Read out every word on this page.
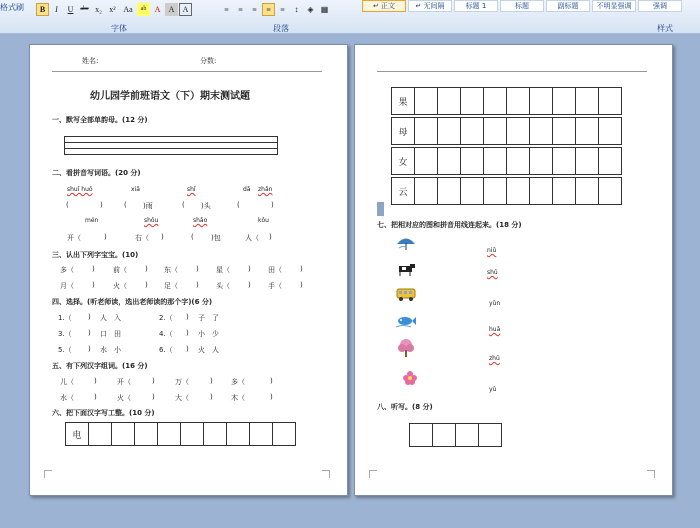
格式刷	B	I	U	abe x₂ x² Aa	ab	A	A	A	≡	≡	≡	≡	≡	↕	◈ ▦
字体	段落	样式
↵ 正文	↵ 无间隔	标题 1	标题	副标题	不明显强调	强调
姓名:	分数:
幼儿园学前班语文（下）期末测试题
一、默写全部单韵母。(12 分)
二、看拼音写词语。(20 分)
shuǐ huǒ	xiǎ	shǐ	dǎ zhǎn
(	)	( )雨	( )头	(	)
mén	shǒu	shǎo	kǒu
开（	)	右（ )	( )包	人（ )
三、认出下列字宝宝。(10)
多（	)	前（	) 东（	) 星（	) 田（	)
月（	)	火（	) 足（	) 头（	) 手（	)
四、选择。(听老师读，选出老师读的那个字)(6 分)
1.（ ) 人 入	2.（ ) 子 了
3.（ ) 口 田	4.（ ) 小 少
5.（ ) 水 小	6.（ ) 火 人
五、有下列汉字组词。(16 分)
儿（	)	开（	)	万（	)	多（	)
水（	)	火（	)	大（	)	木（	)
六、把下面汉字写工整。(10 分)
电
果
母
女
云
七、把相对应的图和拼音用线连起来。(18 分)
niǔ
shǔ
yǔn
huǎ
zhǔ
yǔ
八、听写。(8 分)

——

Will you set down the records word for word while leaving out every picture?

Read out every word on this page.
格式刷	B	I	U	abe x₂ x² Aa	ab	A	A	A	≡	≡	≡	≡	≡	↕	◈ ▦
字体	段落	样式
↵ 正文	↵ 无间隔	标题 1	标题	副标题	不明显强调	强调
姓名:	分数:
幼儿园学前班语文（下）期末测试题
一、默写全部单韵母。(12 分)
二、看拼音写词语。(20 分)
shuǐ huǒ	xiǎ	shǐ	dǎ zhǎn
(	)	( )雨	( )头	(	)
mén	shǒu	shǎo	kǒu
开（	)	右（ )	( )包	人（ )
三、认出下列字宝宝。(10)
多（	)	前（	) 东（	) 星（	) 田（	)
月（	)	火（	) 足（	) 头（	) 手（	)
四、选择。(听老师读，选出老师读的那个字)(6 分)
1.（ ) 人 入	2.（ ) 子 了
3.（ ) 口 田	4.（ ) 小 少
5.（ ) 水 小	6.（ ) 火 人
五、有下列汉字组词。(16 分)
儿（	)	开（	)	万（	)	多（	)
水（	)	火（	)	大（	)	木（	)
六、把下面汉字写工整。(10 分)
电
果
母
女
云
七、把相对应的图和拼音用线连起来。(18 分)
niǔ
shǔ
yǔn
huǎ
zhǔ
yǔ
八、听写。(8 分)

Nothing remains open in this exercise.